> **What to work on**: Go through the entries below and pick out every line with "much".

##### Exercise inputs #####

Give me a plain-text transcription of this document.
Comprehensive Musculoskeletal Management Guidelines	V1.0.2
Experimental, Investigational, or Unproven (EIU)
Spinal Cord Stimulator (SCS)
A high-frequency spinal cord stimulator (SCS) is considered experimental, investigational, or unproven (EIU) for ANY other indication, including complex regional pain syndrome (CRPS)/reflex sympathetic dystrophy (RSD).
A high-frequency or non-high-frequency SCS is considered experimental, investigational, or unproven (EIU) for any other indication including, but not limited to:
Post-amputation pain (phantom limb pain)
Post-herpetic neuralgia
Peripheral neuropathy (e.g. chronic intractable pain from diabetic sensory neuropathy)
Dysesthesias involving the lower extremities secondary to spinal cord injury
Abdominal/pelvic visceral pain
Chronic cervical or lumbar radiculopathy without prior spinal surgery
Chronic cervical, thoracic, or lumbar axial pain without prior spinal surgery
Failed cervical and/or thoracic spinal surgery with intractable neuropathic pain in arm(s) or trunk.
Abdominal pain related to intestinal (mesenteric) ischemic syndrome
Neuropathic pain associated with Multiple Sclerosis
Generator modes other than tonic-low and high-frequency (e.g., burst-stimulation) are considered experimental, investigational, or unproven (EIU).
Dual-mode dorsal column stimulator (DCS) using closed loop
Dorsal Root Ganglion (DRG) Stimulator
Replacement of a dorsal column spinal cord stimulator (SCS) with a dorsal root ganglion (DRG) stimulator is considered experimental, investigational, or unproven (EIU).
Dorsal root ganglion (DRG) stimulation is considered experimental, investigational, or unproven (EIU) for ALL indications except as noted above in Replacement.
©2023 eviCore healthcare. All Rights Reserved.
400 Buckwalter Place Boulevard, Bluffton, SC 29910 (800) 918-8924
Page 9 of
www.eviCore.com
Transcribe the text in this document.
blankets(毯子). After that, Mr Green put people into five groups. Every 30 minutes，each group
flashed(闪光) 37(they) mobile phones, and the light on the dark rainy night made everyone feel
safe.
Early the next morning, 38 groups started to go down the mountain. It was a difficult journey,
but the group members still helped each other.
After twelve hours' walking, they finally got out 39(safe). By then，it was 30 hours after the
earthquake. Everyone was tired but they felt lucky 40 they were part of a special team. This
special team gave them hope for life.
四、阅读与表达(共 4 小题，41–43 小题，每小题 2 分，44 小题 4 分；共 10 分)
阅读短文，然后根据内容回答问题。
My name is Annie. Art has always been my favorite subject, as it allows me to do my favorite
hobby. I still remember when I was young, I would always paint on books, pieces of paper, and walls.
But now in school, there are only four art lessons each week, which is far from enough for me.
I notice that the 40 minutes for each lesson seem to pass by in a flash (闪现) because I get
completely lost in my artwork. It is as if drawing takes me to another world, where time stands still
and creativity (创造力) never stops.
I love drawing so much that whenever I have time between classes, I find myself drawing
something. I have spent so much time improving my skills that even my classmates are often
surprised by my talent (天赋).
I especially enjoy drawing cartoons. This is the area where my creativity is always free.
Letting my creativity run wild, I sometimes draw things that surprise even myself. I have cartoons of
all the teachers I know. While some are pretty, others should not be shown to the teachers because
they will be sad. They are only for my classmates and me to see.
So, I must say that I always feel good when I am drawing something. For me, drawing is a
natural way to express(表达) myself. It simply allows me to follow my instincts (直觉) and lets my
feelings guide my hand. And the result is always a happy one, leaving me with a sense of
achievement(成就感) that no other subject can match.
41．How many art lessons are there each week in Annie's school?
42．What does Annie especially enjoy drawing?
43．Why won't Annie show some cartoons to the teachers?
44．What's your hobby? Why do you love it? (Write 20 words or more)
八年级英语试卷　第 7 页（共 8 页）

#####
##### Exercise inputs #####

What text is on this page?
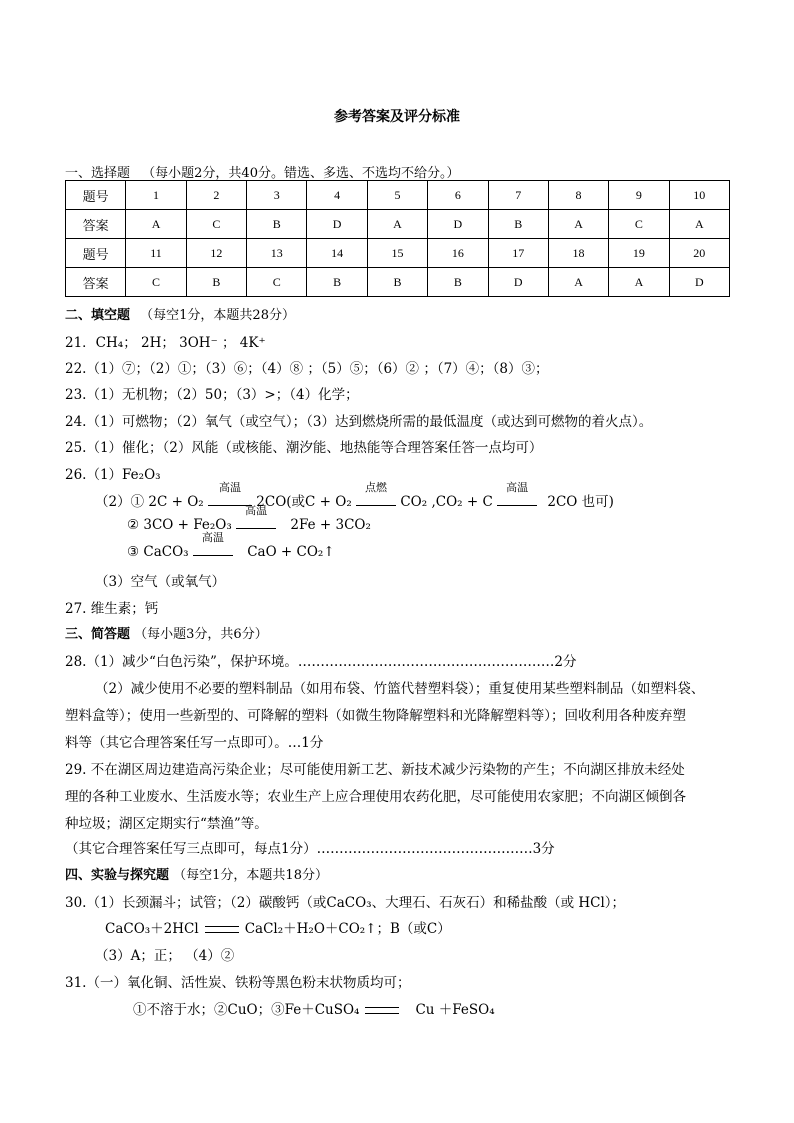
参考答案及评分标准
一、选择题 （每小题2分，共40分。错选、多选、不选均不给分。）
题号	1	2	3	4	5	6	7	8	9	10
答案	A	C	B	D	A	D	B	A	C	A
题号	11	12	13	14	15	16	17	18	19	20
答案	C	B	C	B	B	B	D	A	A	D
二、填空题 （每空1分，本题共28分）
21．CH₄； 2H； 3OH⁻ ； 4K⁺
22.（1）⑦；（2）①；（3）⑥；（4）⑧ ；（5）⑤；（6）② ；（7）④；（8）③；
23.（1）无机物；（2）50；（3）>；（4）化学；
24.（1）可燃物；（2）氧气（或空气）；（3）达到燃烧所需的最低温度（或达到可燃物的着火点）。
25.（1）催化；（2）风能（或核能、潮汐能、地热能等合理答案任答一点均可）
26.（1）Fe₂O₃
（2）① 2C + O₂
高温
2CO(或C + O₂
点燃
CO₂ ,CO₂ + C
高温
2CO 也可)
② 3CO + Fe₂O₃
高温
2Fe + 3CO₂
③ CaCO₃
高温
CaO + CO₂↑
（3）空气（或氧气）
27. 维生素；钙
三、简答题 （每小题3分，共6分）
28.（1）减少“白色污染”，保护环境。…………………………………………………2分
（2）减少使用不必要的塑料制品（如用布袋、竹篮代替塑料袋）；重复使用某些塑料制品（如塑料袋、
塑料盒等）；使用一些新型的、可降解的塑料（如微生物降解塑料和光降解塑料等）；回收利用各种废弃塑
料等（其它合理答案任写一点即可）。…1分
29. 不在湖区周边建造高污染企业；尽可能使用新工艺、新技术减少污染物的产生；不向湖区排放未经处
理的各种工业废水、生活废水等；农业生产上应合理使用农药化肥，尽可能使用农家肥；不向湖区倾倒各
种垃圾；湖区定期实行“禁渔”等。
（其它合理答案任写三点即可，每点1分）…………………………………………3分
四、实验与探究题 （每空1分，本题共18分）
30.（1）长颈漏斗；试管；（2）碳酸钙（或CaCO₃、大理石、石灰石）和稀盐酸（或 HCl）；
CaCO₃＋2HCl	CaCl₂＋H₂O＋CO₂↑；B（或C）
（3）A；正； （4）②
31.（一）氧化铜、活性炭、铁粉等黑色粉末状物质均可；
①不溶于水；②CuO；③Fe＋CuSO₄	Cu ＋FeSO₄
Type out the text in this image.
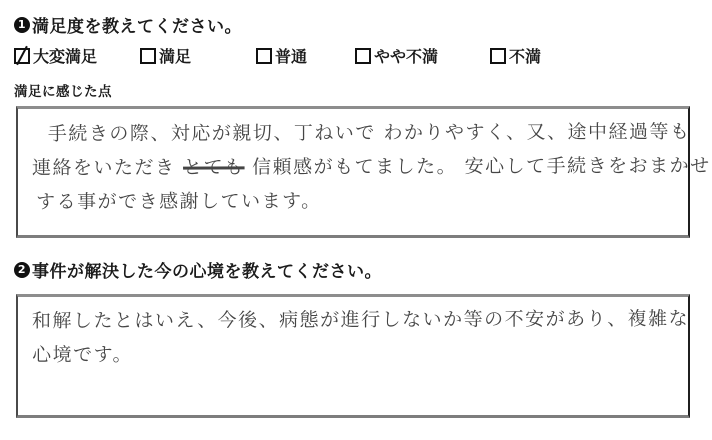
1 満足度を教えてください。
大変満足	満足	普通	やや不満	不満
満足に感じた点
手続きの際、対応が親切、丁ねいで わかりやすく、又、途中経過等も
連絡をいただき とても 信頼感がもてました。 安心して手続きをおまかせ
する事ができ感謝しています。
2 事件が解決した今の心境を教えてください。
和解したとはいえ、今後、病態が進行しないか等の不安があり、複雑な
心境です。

#####
##### Exercise inputs #####

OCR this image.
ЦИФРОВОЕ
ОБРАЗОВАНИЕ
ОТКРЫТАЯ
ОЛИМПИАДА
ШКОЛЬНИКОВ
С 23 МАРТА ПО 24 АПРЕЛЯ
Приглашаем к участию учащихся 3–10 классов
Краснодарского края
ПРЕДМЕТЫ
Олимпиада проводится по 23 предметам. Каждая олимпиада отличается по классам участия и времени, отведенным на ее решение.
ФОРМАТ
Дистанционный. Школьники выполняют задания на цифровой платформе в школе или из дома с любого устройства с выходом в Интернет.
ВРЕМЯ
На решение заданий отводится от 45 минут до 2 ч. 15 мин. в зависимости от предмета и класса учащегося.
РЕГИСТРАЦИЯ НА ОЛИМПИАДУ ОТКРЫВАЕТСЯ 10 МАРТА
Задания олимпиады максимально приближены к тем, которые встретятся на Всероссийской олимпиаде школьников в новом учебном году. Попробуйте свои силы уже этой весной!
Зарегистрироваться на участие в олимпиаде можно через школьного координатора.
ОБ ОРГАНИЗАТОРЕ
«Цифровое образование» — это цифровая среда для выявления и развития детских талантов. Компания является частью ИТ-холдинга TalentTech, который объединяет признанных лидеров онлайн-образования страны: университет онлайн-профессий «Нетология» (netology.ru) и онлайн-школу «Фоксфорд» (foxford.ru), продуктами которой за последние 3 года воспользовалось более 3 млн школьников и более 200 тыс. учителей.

#####

> **Written response**:
I love drawing so much that whenever I have time between classes, I find myself drawing
something. I have spent so much time improving my skills that even my classmates are often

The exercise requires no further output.